--- Stated goal ---
How many lines in the listing below include the word "ASSY"? Answer with the number and nothing else.

--- Data lines ---
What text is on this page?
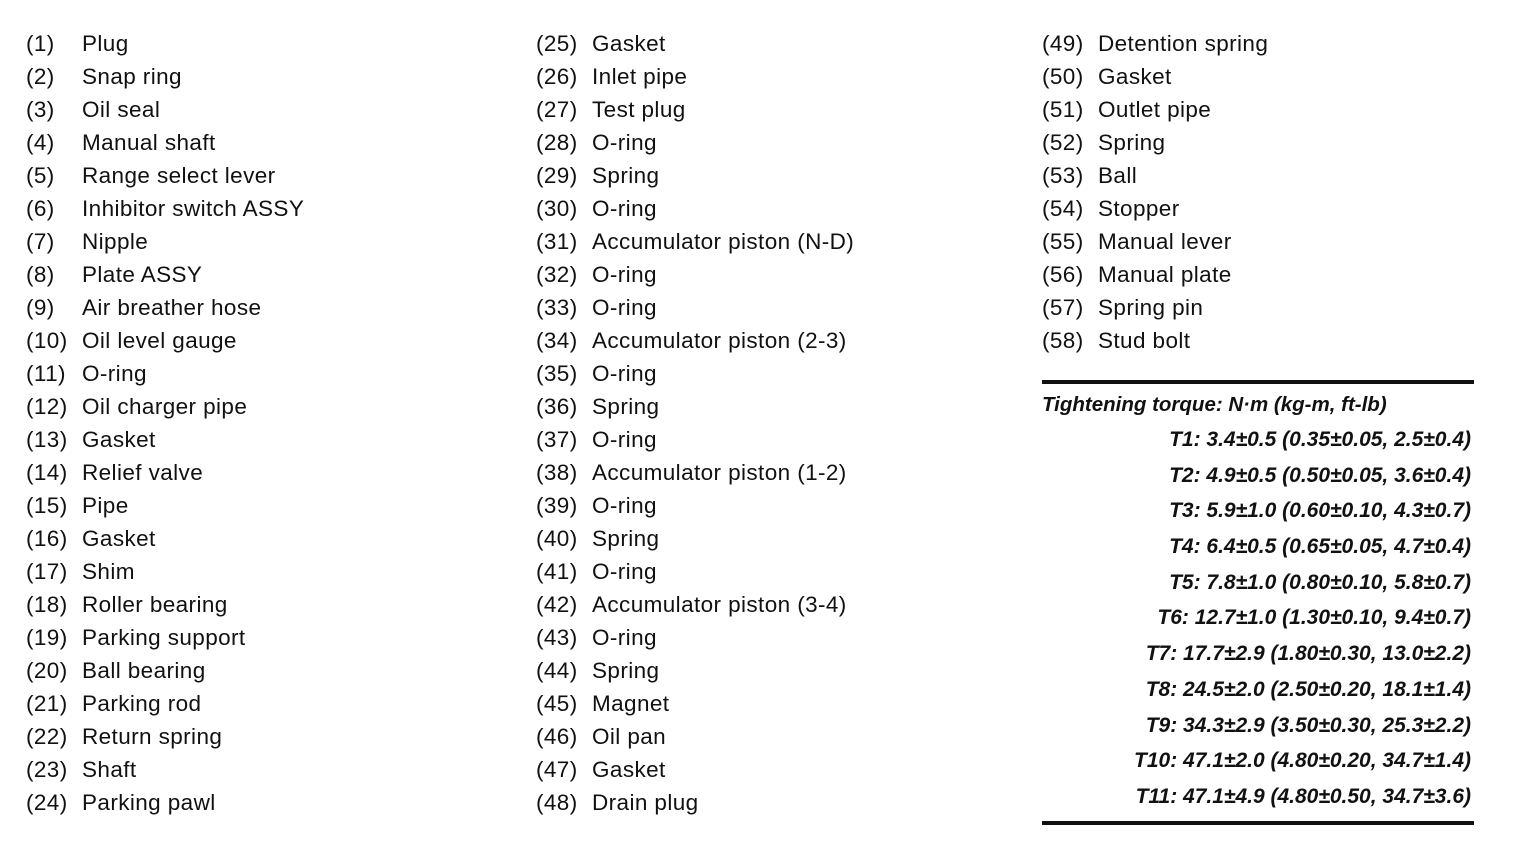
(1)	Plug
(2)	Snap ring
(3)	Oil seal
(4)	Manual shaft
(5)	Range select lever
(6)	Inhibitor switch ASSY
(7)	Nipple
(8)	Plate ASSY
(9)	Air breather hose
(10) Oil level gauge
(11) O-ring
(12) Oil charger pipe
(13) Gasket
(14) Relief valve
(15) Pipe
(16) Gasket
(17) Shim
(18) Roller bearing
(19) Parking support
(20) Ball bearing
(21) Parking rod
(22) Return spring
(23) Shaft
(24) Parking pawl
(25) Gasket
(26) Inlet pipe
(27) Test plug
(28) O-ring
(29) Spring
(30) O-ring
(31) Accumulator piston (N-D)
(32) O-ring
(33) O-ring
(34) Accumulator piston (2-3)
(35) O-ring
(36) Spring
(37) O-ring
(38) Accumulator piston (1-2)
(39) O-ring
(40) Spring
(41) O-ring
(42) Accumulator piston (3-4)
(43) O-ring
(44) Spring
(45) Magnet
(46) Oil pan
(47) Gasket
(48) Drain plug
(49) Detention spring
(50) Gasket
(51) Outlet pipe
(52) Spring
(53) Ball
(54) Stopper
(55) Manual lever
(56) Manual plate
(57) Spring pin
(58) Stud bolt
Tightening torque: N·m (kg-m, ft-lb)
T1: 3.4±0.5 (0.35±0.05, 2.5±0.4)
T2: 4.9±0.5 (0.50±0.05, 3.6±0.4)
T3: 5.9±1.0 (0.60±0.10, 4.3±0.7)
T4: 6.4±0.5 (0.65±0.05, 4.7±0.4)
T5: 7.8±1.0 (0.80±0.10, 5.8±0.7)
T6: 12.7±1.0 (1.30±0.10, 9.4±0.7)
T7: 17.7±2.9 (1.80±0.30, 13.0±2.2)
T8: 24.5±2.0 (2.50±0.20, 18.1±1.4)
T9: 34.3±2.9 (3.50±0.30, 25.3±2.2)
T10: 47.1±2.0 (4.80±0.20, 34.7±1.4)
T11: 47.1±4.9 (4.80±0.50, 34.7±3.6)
...
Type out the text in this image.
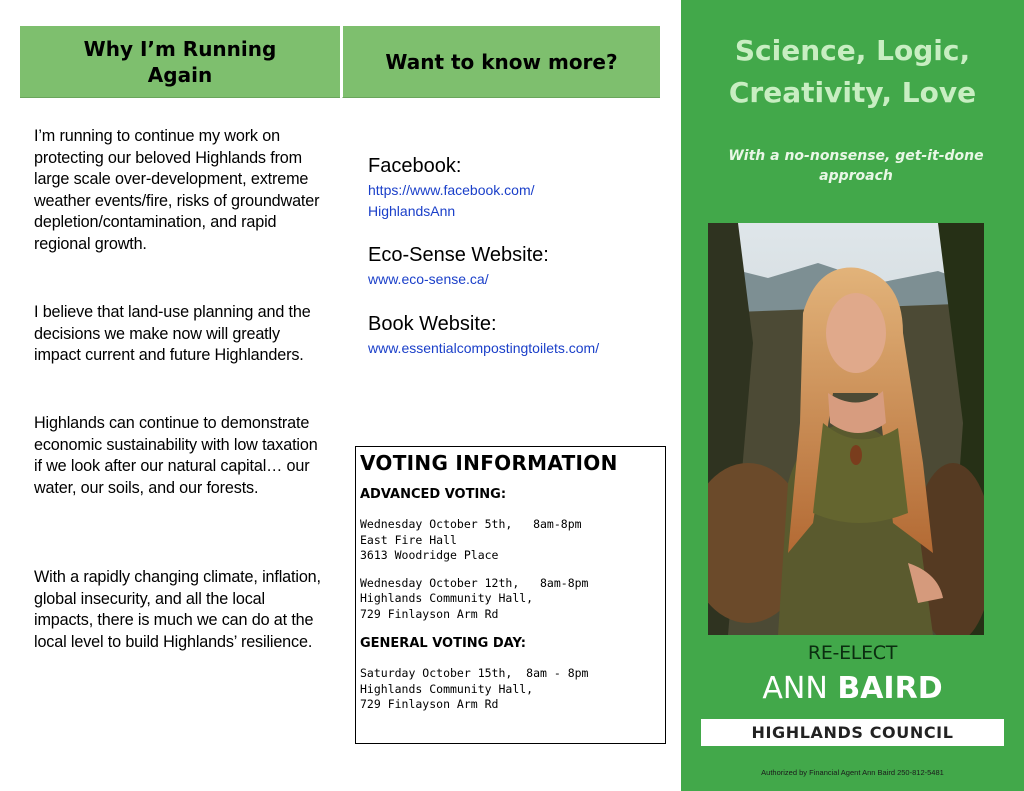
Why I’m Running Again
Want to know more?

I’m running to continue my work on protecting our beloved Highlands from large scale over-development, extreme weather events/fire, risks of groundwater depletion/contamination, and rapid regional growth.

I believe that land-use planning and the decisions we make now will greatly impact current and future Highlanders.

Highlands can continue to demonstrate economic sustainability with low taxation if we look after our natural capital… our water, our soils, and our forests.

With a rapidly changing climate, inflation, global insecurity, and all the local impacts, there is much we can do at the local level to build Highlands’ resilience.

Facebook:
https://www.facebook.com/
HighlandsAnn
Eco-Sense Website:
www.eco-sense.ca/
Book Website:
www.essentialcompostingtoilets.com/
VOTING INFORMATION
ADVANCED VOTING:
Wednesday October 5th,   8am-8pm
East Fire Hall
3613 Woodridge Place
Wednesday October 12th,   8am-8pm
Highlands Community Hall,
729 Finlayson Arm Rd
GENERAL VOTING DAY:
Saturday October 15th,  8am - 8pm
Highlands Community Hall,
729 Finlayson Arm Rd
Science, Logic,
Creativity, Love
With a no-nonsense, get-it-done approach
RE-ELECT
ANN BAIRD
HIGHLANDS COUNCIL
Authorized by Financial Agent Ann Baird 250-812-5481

--- Worked answer ---
2